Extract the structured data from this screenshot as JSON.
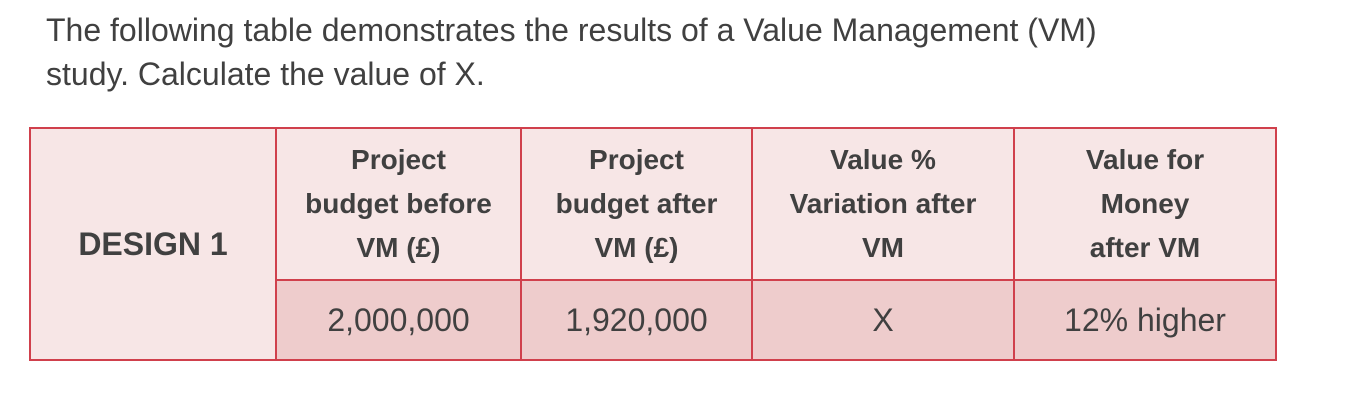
{
  "question": {
    "line1": "The following table demonstrates the results of a Value Management (VM)",
    "line2": "study. Calculate the value of X."
  },
  "table": {
    "row_label": "DESIGN 1",
    "headers": [
      {
        "lines": [
          "Project",
          "budget before",
          "VM (£)"
        ]
      },
      {
        "lines": [
          "Project",
          "budget after",
          "VM (£)"
        ]
      },
      {
        "lines": [
          "Value %",
          "Variation after",
          "VM"
        ]
      },
      {
        "lines": [
          "Value for",
          "Money",
          "after VM"
        ]
      }
    ],
    "values": [
      "2,000,000",
      "1,920,000",
      "X",
      "12% higher"
    ]
  },
  "colors": {
    "border": "#d0404c",
    "header_fill": "#f7e6e6",
    "value_fill": "#eecccc",
    "text": "#404040"
  }
}
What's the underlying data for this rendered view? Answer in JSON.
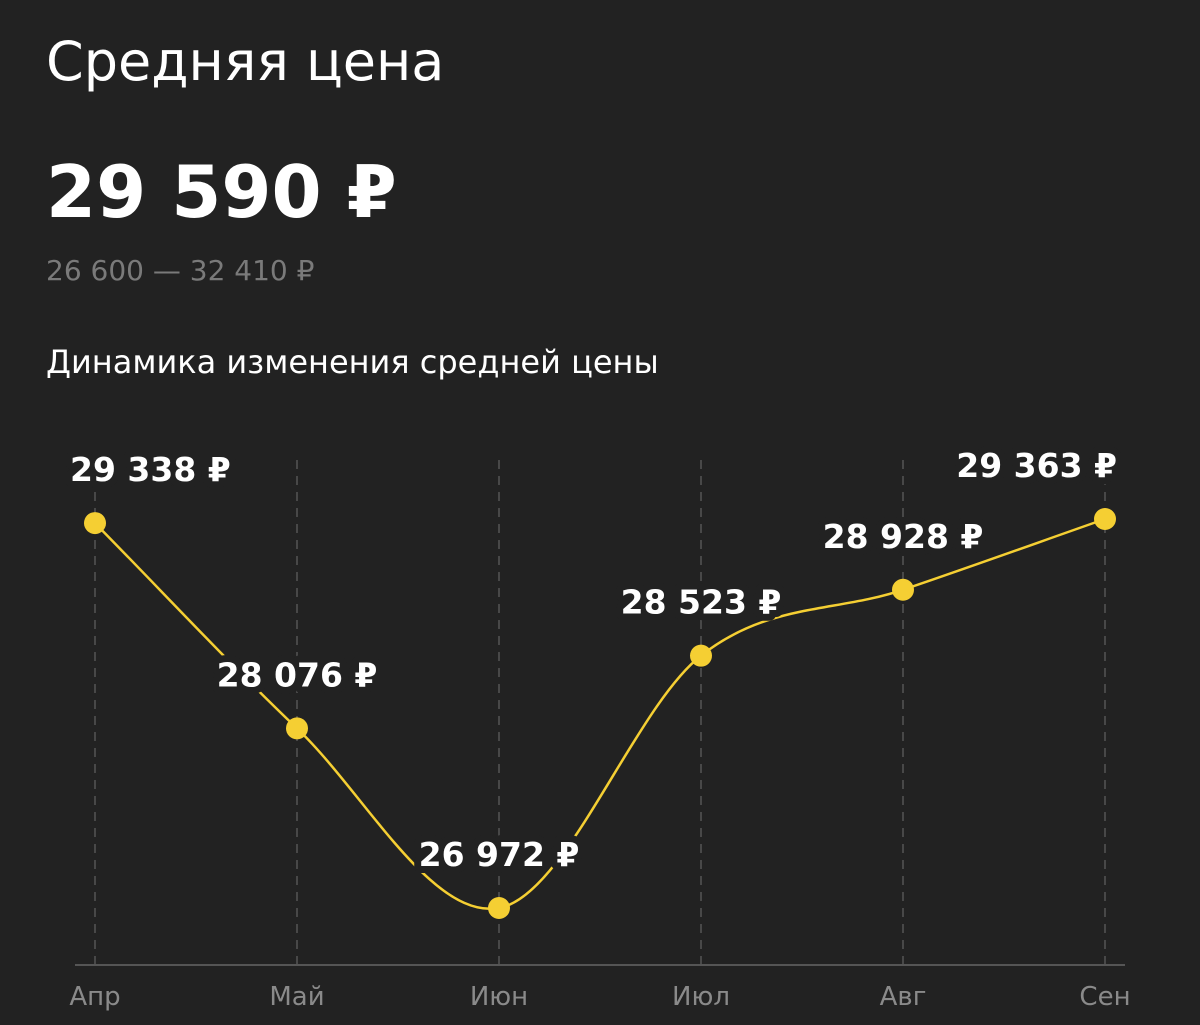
{
  "header": {
    "title": "Средняя цена",
    "price": "29 590 ₽",
    "range": "26 600 — 32 410 ₽"
  },
  "chart_data": {
    "type": "line",
    "title": "Динамика изменения средней цены",
    "categories": [
      "Апр",
      "Май",
      "Июн",
      "Июл",
      "Авг",
      "Сен"
    ],
    "series": [
      {
        "name": "Средняя цена",
        "color": "#f5cf33",
        "values": [
          29338,
          28076,
          26972,
          28523,
          28928,
          29363
        ],
        "value_labels": [
          "29 338 ₽",
          "28 076 ₽",
          "26 972 ₽",
          "28 523 ₽",
          "28 928 ₽",
          "29 363 ₽"
        ]
      }
    ],
    "grid": true
  }
}
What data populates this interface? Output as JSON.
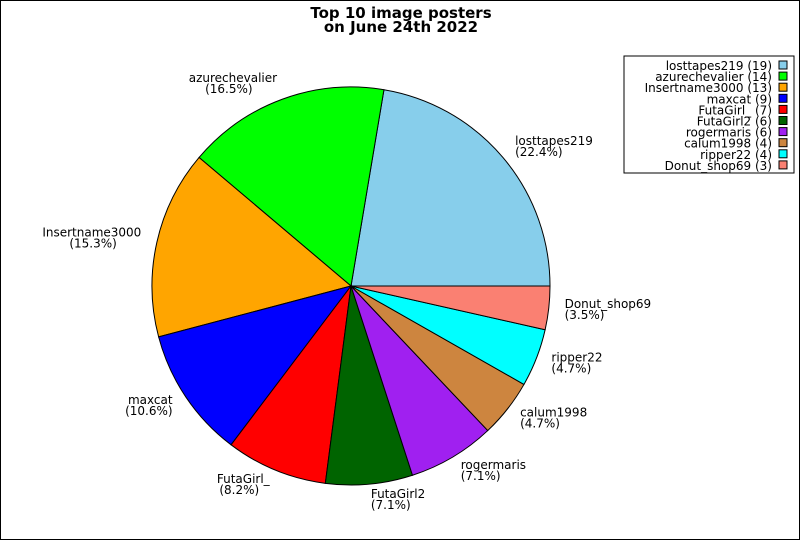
{
  "chart_data": {
    "type": "pie",
    "title_lines": [
      "Top 10 image posters",
      "on June 24th 2022"
    ],
    "slices": [
      {
        "label": "losttapes219",
        "value": 19,
        "pct": "22.4%",
        "color": "#87ceeb"
      },
      {
        "label": "azurechevalier",
        "value": 14,
        "pct": "16.5%",
        "color": "#00ff00"
      },
      {
        "label": "Insertname3000",
        "value": 13,
        "pct": "15.3%",
        "color": "#ffa500"
      },
      {
        "label": "maxcat",
        "value": 9,
        "pct": "10.6%",
        "color": "#0000ff"
      },
      {
        "label": "FutaGirl_",
        "value": 7,
        "pct": "8.2%",
        "color": "#ff0000"
      },
      {
        "label": "FutaGirl2",
        "value": 6,
        "pct": "7.1%",
        "color": "#006400"
      },
      {
        "label": "rogermaris",
        "value": 6,
        "pct": "7.1%",
        "color": "#a020f0"
      },
      {
        "label": "calum1998",
        "value": 4,
        "pct": "4.7%",
        "color": "#cd853f"
      },
      {
        "label": "ripper22",
        "value": 4,
        "pct": "4.7%",
        "color": "#00ffff"
      },
      {
        "label": "Donut_shop69",
        "value": 3,
        "pct": "3.5%",
        "color": "#fa8072"
      }
    ],
    "legend_placement": "top-right",
    "start_angle": "east, counterclockwise"
  }
}
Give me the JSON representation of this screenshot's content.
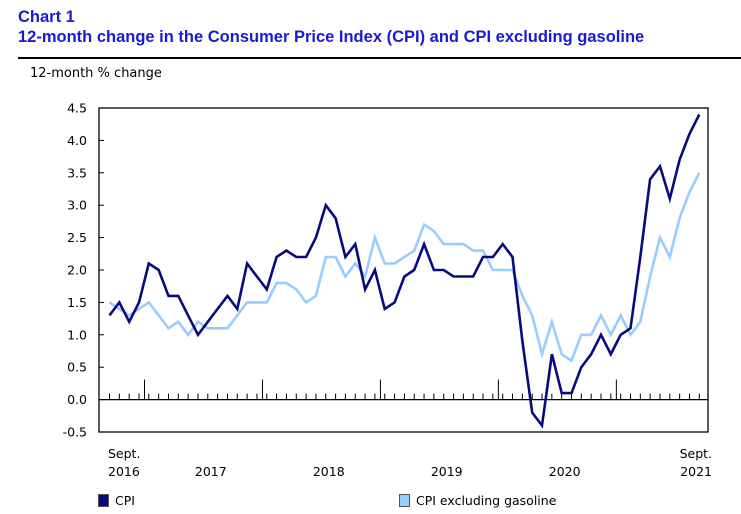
{
  "chart_data": {
    "type": "line",
    "label": "Chart 1",
    "title": "12-month change in the Consumer Price Index (CPI) and CPI excluding gasoline",
    "ylabel": "12-month % change",
    "xlabel": "",
    "ylim": [
      -0.5,
      4.5
    ],
    "yticks": [
      "4.5",
      "4.0",
      "3.5",
      "3.0",
      "2.5",
      "2.0",
      "1.5",
      "1.0",
      "0.5",
      "0.0",
      "-0.5"
    ],
    "x_start": "Sept. 2016",
    "x_end": "Sept. 2021",
    "x_labels": [
      {
        "month_index": 0,
        "line1": "Sept.",
        "line2": "2016"
      },
      {
        "month_index": 10,
        "line1": "",
        "line2": "2017"
      },
      {
        "month_index": 22,
        "line1": "",
        "line2": "2018"
      },
      {
        "month_index": 34,
        "line1": "",
        "line2": "2019"
      },
      {
        "month_index": 46,
        "line1": "",
        "line2": "2020"
      },
      {
        "month_index": 60,
        "line1": "Sept.",
        "line2": "2021"
      }
    ],
    "year_start_month_indices": [
      4,
      16,
      28,
      40,
      52
    ],
    "grid": false,
    "legend_position": "bottom",
    "series": [
      {
        "name": "CPI",
        "color": "#0a0a80",
        "values": [
          1.3,
          1.5,
          1.2,
          1.5,
          2.1,
          2.0,
          1.6,
          1.6,
          1.3,
          1.0,
          1.2,
          1.4,
          1.6,
          1.4,
          2.1,
          1.9,
          1.7,
          2.2,
          2.3,
          2.2,
          2.2,
          2.5,
          3.0,
          2.8,
          2.2,
          2.4,
          1.7,
          2.0,
          1.4,
          1.5,
          1.9,
          2.0,
          2.4,
          2.0,
          2.0,
          1.9,
          1.9,
          1.9,
          2.2,
          2.2,
          2.4,
          2.2,
          0.9,
          -0.2,
          -0.4,
          0.7,
          0.1,
          0.1,
          0.5,
          0.7,
          1.0,
          0.7,
          1.0,
          1.1,
          2.2,
          3.4,
          3.6,
          3.1,
          3.7,
          4.1,
          4.4
        ]
      },
      {
        "name": "CPI excluding gasoline",
        "color": "#99ccff",
        "values": [
          1.5,
          1.4,
          1.3,
          1.4,
          1.5,
          1.3,
          1.1,
          1.2,
          1.0,
          1.2,
          1.1,
          1.1,
          1.1,
          1.3,
          1.5,
          1.5,
          1.5,
          1.8,
          1.8,
          1.7,
          1.5,
          1.6,
          2.2,
          2.2,
          1.9,
          2.1,
          1.9,
          2.5,
          2.1,
          2.1,
          2.2,
          2.3,
          2.7,
          2.6,
          2.4,
          2.4,
          2.4,
          2.3,
          2.3,
          2.0,
          2.0,
          2.0,
          1.6,
          1.3,
          0.7,
          1.2,
          0.7,
          0.6,
          1.0,
          1.0,
          1.3,
          1.0,
          1.3,
          1.0,
          1.2,
          1.9,
          2.5,
          2.2,
          2.8,
          3.2,
          3.5
        ]
      }
    ]
  }
}
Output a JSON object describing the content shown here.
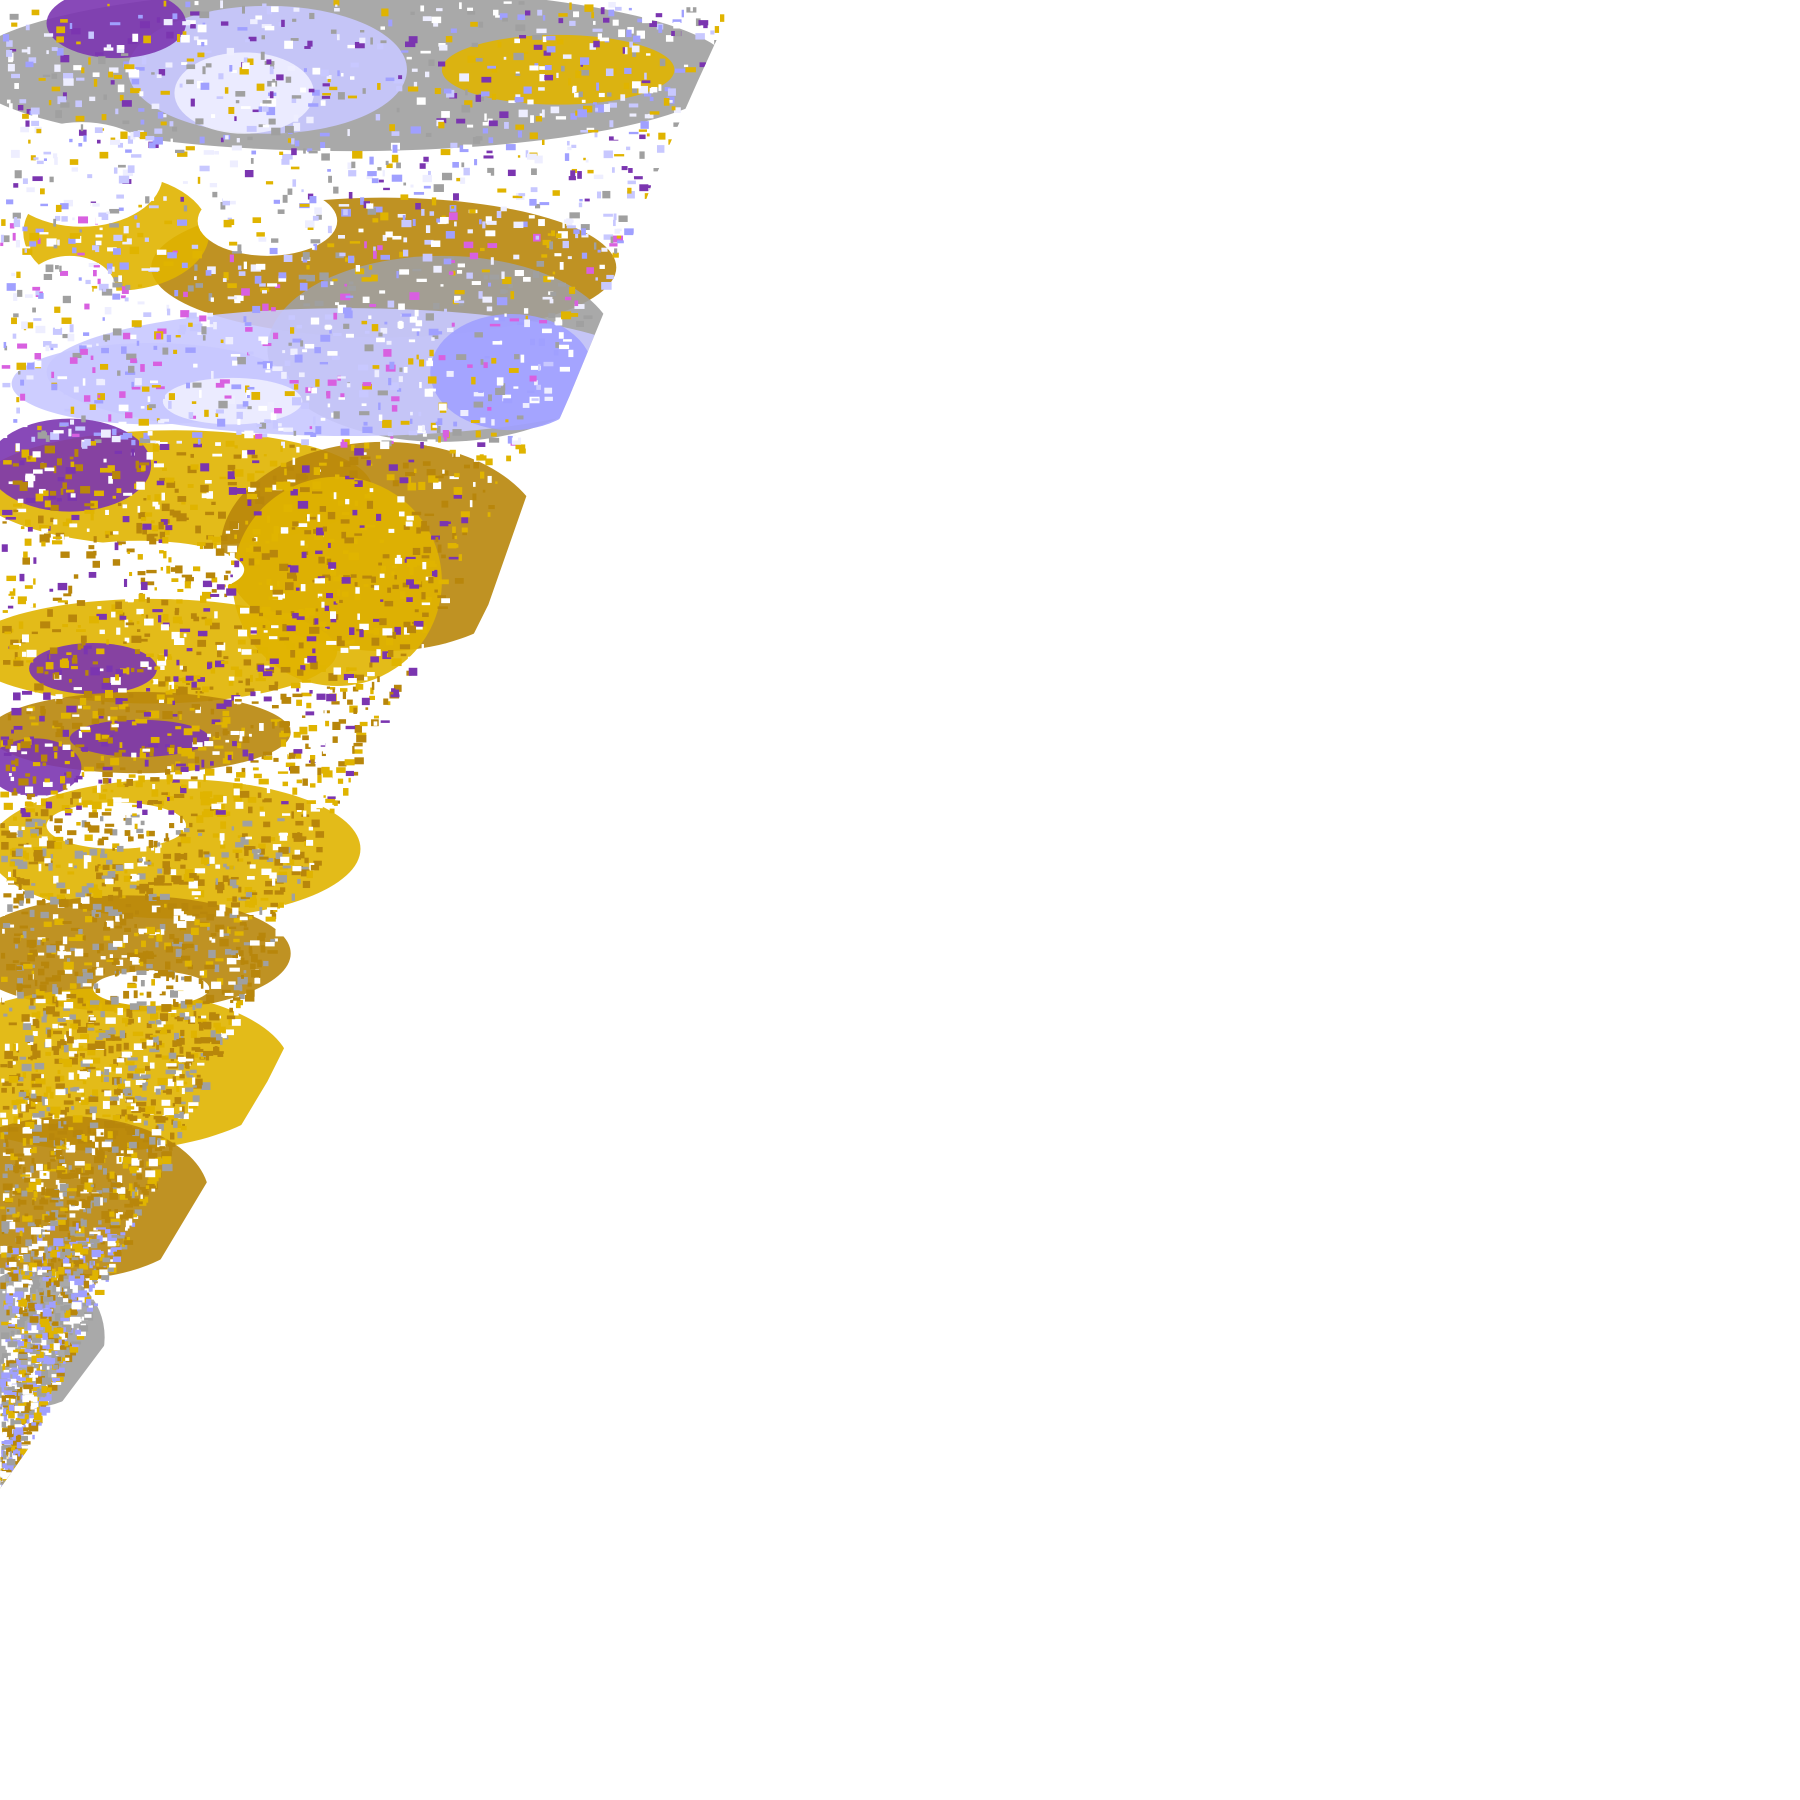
{
  "map": {
    "type": "satellite cloud-type classification tile (earth limb)",
    "background": "#ffffff",
    "palette": {
      "gold_light": "#e0b400",
      "gold_dark": "#b8860b",
      "purple": "#7b35b0",
      "magenta": "#d860e0",
      "lavender_pale": "#eeeeff",
      "lavender": "#c8c8ff",
      "periwinkle": "#a0a0ff",
      "grey": "#a0a0a0"
    }
  }
}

══════════════════════════════

▸ INSTRUCTIONS TO FOLLOW:
Your copy should repeat each entry above exactly but contain no pictures.

▸ FINAL ANSWER:
Extract the structured data from this screenshot as JSON.
{
  "question": {
    "line1": "The following table demonstrates the results of a Value Management (VM)",
    "line2": "study. Calculate the value of X."
  },
  "table": {
    "row_label": "DESIGN 1",
    "headers": [
      {
        "lines": [
          "Project",
          "budget before",
          "VM (£)"
        ]
      },
      {
        "lines": [
          "Project",
          "budget after",
          "VM (£)"
        ]
      },
      {
        "lines": [
          "Value %",
          "Variation after",
          "VM"
        ]
      },
      {
        "lines": [
          "Value for",
          "Money",
          "after VM"
        ]
      }
    ],
    "values": [
      "2,000,000",
      "1,920,000",
      "X",
      "12% higher"
    ]
  },
  "colors": {
    "border": "#d0404c",
    "header_fill": "#f7e6e6",
    "value_fill": "#eecccc",
    "text": "#404040"
  }
}
What's the underlying data for this rendered view? Answer in JSON.
{
  "header": {
    "title": "Средняя цена",
    "price": "29 590 ₽",
    "range": "26 600 — 32 410 ₽"
  },
  "chart_data": {
    "type": "line",
    "title": "Динамика изменения средней цены",
    "categories": [
      "Апр",
      "Май",
      "Июн",
      "Июл",
      "Авг",
      "Сен"
    ],
    "series": [
      {
        "name": "Средняя цена",
        "color": "#f5cf33",
        "values": [
          29338,
          28076,
          26972,
          28523,
          28928,
          29363
        ],
        "value_labels": [
          "29 338 ₽",
          "28 076 ₽",
          "26 972 ₽",
          "28 523 ₽",
          "28 928 ₽",
          "29 363 ₽"
        ]
      }
    ],
    "grid": true
  }
}
What data populates this interface? Output as JSON.
{
  "chart_data": {
    "type": "pie",
    "title_lines": [
      "Top 10 image posters",
      "on June 24th 2022"
    ],
    "slices": [
      {
        "label": "losttapes219",
        "value": 19,
        "pct": "22.4%",
        "color": "#87ceeb"
      },
      {
        "label": "azurechevalier",
        "value": 14,
        "pct": "16.5%",
        "color": "#00ff00"
      },
      {
        "label": "Insertname3000",
        "value": 13,
        "pct": "15.3%",
        "color": "#ffa500"
      },
      {
        "label": "maxcat",
        "value": 9,
        "pct": "10.6%",
        "color": "#0000ff"
      },
      {
        "label": "FutaGirl_",
        "value": 7,
        "pct": "8.2%",
        "color": "#ff0000"
      },
      {
        "label": "FutaGirl2",
        "value": 6,
        "pct": "7.1%",
        "color": "#006400"
      },
      {
        "label": "rogermaris",
        "value": 6,
        "pct": "7.1%",
        "color": "#a020f0"
      },
      {
        "label": "calum1998",
        "value": 4,
        "pct": "4.7%",
        "color": "#cd853f"
      },
      {
        "label": "ripper22",
        "value": 4,
        "pct": "4.7%",
        "color": "#00ffff"
      },
      {
        "label": "Donut_shop69",
        "value": 3,
        "pct": "3.5%",
        "color": "#fa8072"
      }
    ],
    "legend_placement": "top-right",
    "start_angle": "east, counterclockwise"
  }
}
Give me the JSON representation of this screenshot's content.
{
  "chart_data": {
    "type": "line",
    "label": "Chart 1",
    "title": "12-month change in the Consumer Price Index (CPI) and CPI excluding gasoline",
    "ylabel": "12-month % change",
    "xlabel": "",
    "ylim": [
      -0.5,
      4.5
    ],
    "yticks": [
      "4.5",
      "4.0",
      "3.5",
      "3.0",
      "2.5",
      "2.0",
      "1.5",
      "1.0",
      "0.5",
      "0.0",
      "-0.5"
    ],
    "x_start": "Sept. 2016",
    "x_end": "Sept. 2021",
    "x_labels": [
      {
        "month_index": 0,
        "line1": "Sept.",
        "line2": "2016"
      },
      {
        "month_index": 10,
        "line1": "",
        "line2": "2017"
      },
      {
        "month_index": 22,
        "line1": "",
        "line2": "2018"
      },
      {
        "month_index": 34,
        "line1": "",
        "line2": "2019"
      },
      {
        "month_index": 46,
        "line1": "",
        "line2": "2020"
      },
      {
        "month_index": 60,
        "line1": "Sept.",
        "line2": "2021"
      }
    ],
    "year_start_month_indices": [
      4,
      16,
      28,
      40,
      52
    ],
    "grid": false,
    "legend_position": "bottom",
    "series": [
      {
        "name": "CPI",
        "color": "#0a0a80",
        "values": [
          1.3,
          1.5,
          1.2,
          1.5,
          2.1,
          2.0,
          1.6,
          1.6,
          1.3,
          1.0,
          1.2,
          1.4,
          1.6,
          1.4,
          2.1,
          1.9,
          1.7,
          2.2,
          2.3,
          2.2,
          2.2,
          2.5,
          3.0,
          2.8,
          2.2,
          2.4,
          1.7,
          2.0,
          1.4,
          1.5,
          1.9,
          2.0,
          2.4,
          2.0,
          2.0,
          1.9,
          1.9,
          1.9,
          2.2,
          2.2,
          2.4,
          2.2,
          0.9,
          -0.2,
          -0.4,
          0.7,
          0.1,
          0.1,
          0.5,
          0.7,
          1.0,
          0.7,
          1.0,
          1.1,
          2.2,
          3.4,
          3.6,
          3.1,
          3.7,
          4.1,
          4.4
        ]
      },
      {
        "name": "CPI excluding gasoline",
        "color": "#99ccff",
        "values": [
          1.5,
          1.4,
          1.3,
          1.4,
          1.5,
          1.3,
          1.1,
          1.2,
          1.0,
          1.2,
          1.1,
          1.1,
          1.1,
          1.3,
          1.5,
          1.5,
          1.5,
          1.8,
          1.8,
          1.7,
          1.5,
          1.6,
          2.2,
          2.2,
          1.9,
          2.1,
          1.9,
          2.5,
          2.1,
          2.1,
          2.2,
          2.3,
          2.7,
          2.6,
          2.4,
          2.4,
          2.4,
          2.3,
          2.3,
          2.0,
          2.0,
          2.0,
          1.6,
          1.3,
          0.7,
          1.2,
          0.7,
          0.6,
          1.0,
          1.0,
          1.3,
          1.0,
          1.3,
          1.0,
          1.2,
          1.9,
          2.5,
          2.2,
          2.8,
          3.2,
          3.5
        ]
      }
    ]
  }
}
Output a JSON object describing the content shown here.
{
  "map": {
    "type": "satellite cloud-type classification tile (earth limb)",
    "background": "#ffffff",
    "palette": {
      "gold_light": "#e0b400",
      "gold_dark": "#b8860b",
      "purple": "#7b35b0",
      "magenta": "#d860e0",
      "lavender_pale": "#eeeeff",
      "lavender": "#c8c8ff",
      "periwinkle": "#a0a0ff",
      "grey": "#a0a0a0"
    }
  }
}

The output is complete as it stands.